__Requirement__
Scan the records and identify every line in which the string "color" occurs, then return those lines.

--- Begin ---

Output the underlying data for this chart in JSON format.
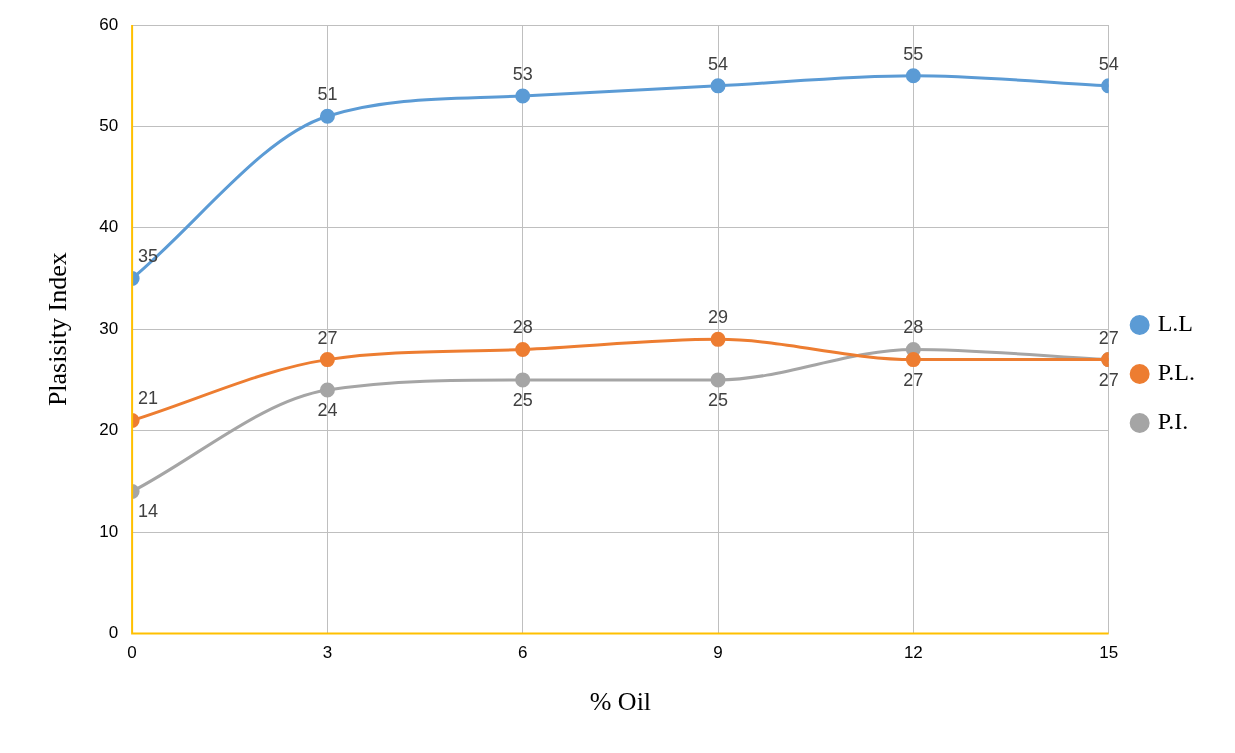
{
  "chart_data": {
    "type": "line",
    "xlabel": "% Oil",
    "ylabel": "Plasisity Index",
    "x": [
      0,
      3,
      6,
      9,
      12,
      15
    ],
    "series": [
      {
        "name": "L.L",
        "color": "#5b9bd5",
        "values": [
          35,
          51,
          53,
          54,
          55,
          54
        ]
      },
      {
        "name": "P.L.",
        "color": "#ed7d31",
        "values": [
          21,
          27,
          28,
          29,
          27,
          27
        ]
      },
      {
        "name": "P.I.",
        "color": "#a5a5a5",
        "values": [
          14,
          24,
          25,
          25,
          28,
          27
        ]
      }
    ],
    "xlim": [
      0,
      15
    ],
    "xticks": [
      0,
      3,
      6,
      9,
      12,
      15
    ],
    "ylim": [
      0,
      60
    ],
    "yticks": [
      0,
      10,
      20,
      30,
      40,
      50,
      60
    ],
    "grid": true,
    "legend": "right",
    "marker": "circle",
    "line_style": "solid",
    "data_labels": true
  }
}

--- End ---

__Result for this task__
        "color": "#5b9bd5",
        "color": "#ed7d31",
        "color": "#a5a5a5",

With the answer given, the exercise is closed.